(Figure collection entries)
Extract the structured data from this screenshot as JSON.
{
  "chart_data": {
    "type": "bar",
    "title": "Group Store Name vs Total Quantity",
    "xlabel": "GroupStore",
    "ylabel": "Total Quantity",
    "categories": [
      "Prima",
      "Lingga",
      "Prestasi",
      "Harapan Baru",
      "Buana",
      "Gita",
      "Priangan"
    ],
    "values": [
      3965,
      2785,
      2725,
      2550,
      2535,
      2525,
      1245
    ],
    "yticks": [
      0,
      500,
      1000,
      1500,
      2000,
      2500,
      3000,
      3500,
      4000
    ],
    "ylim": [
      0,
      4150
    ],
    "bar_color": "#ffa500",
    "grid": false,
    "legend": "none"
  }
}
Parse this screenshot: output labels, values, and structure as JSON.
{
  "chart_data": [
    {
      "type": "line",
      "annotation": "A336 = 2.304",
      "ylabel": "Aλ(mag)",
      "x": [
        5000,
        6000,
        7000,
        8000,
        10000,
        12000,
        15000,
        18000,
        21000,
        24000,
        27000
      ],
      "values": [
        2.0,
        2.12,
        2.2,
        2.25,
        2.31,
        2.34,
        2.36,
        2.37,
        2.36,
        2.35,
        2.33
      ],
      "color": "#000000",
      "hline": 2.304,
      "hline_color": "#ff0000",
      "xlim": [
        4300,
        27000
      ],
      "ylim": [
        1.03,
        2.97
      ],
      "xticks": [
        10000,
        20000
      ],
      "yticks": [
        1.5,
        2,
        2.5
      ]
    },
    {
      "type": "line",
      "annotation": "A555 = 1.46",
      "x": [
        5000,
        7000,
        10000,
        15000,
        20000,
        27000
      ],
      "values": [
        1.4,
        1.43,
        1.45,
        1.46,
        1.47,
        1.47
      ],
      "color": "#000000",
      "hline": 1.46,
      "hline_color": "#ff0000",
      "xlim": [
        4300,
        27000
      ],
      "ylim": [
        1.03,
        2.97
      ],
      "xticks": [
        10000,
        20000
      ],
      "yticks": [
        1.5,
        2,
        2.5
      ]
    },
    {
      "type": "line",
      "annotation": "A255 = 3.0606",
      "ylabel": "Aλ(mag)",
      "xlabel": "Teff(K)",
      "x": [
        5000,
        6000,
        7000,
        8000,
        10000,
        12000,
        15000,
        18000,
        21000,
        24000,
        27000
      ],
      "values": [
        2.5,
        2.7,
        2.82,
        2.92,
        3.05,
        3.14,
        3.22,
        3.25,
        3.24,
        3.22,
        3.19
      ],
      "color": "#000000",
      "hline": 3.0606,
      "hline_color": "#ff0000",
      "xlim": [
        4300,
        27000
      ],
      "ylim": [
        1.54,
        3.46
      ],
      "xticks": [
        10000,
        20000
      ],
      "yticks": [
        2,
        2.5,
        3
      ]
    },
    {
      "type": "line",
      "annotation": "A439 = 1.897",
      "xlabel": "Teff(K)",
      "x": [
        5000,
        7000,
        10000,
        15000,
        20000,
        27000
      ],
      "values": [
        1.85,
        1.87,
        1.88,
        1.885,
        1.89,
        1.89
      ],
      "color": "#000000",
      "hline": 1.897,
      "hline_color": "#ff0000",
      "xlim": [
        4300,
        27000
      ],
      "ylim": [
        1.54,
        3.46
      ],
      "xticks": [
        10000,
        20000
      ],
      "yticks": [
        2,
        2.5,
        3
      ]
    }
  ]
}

■ SET EXERCISE
Restate the listing in full, word for word.

■ THE COMPLETED TASK
Extract the structured data from this screenshot as JSON.
{
  "chart_data": {
    "type": "bar",
    "title": "Group Store Name vs Total Quantity",
    "xlabel": "GroupStore",
    "ylabel": "Total Quantity",
    "categories": [
      "Prima",
      "Lingga",
      "Prestasi",
      "Harapan Baru",
      "Buana",
      "Gita",
      "Priangan"
    ],
    "values": [
      3965,
      2785,
      2725,
      2550,
      2535,
      2525,
      1245
    ],
    "yticks": [
      0,
      500,
      1000,
      1500,
      2000,
      2500,
      3000,
      3500,
      4000
    ],
    "ylim": [
      0,
      4150
    ],
    "bar_color": "#ffa500",
    "grid": false,
    "legend": "none"
  }
}
Parse this screenshot: output labels, values, and structure as JSON.
{
  "chart_data": [
    {
      "type": "line",
      "annotation": "A336 = 2.304",
      "ylabel": "Aλ(mag)",
      "x": [
        5000,
        6000,
        7000,
        8000,
        10000,
        12000,
        15000,
        18000,
        21000,
        24000,
        27000
      ],
      "values": [
        2.0,
        2.12,
        2.2,
        2.25,
        2.31,
        2.34,
        2.36,
        2.37,
        2.36,
        2.35,
        2.33
      ],
      "color": "#000000",
      "hline": 2.304,
      "hline_color": "#ff0000",
      "xlim": [
        4300,
        27000
      ],
      "ylim": [
        1.03,
        2.97
      ],
      "xticks": [
        10000,
        20000
      ],
      "yticks": [
        1.5,
        2,
        2.5
      ]
    },
    {
      "type": "line",
      "annotation": "A555 = 1.46",
      "x": [
        5000,
        7000,
        10000,
        15000,
        20000,
        27000
      ],
      "values": [
        1.4,
        1.43,
        1.45,
        1.46,
        1.47,
        1.47
      ],
      "color": "#000000",
      "hline": 1.46,
      "hline_color": "#ff0000",
      "xlim": [
        4300,
        27000
      ],
      "ylim": [
        1.03,
        2.97
      ],
      "xticks": [
        10000,
        20000
      ],
      "yticks": [
        1.5,
        2,
        2.5
      ]
    },
    {
      "type": "line",
      "annotation": "A255 = 3.0606",
      "ylabel": "Aλ(mag)",
      "xlabel": "Teff(K)",
      "x": [
        5000,
        6000,
        7000,
        8000,
        10000,
        12000,
        15000,
        18000,
        21000,
        24000,
        27000
      ],
      "values": [
        2.5,
        2.7,
        2.82,
        2.92,
        3.05,
        3.14,
        3.22,
        3.25,
        3.24,
        3.22,
        3.19
      ],
      "color": "#000000",
      "hline": 3.0606,
      "hline_color": "#ff0000",
      "xlim": [
        4300,
        27000
      ],
      "ylim": [
        1.54,
        3.46
      ],
      "xticks": [
        10000,
        20000
      ],
      "yticks": [
        2,
        2.5,
        3
      ]
    },
    {
      "type": "line",
      "annotation": "A439 = 1.897",
      "xlabel": "Teff(K)",
      "x": [
        5000,
        7000,
        10000,
        15000,
        20000,
        27000
      ],
      "values": [
        1.85,
        1.87,
        1.88,
        1.885,
        1.89,
        1.89
      ],
      "color": "#000000",
      "hline": 1.897,
      "hline_color": "#ff0000",
      "xlim": [
        4300,
        27000
      ],
      "ylim": [
        1.54,
        3.46
      ],
      "xticks": [
        10000,
        20000
      ],
      "yticks": [
        2,
        2.5,
        3
      ]
    }
  ]
}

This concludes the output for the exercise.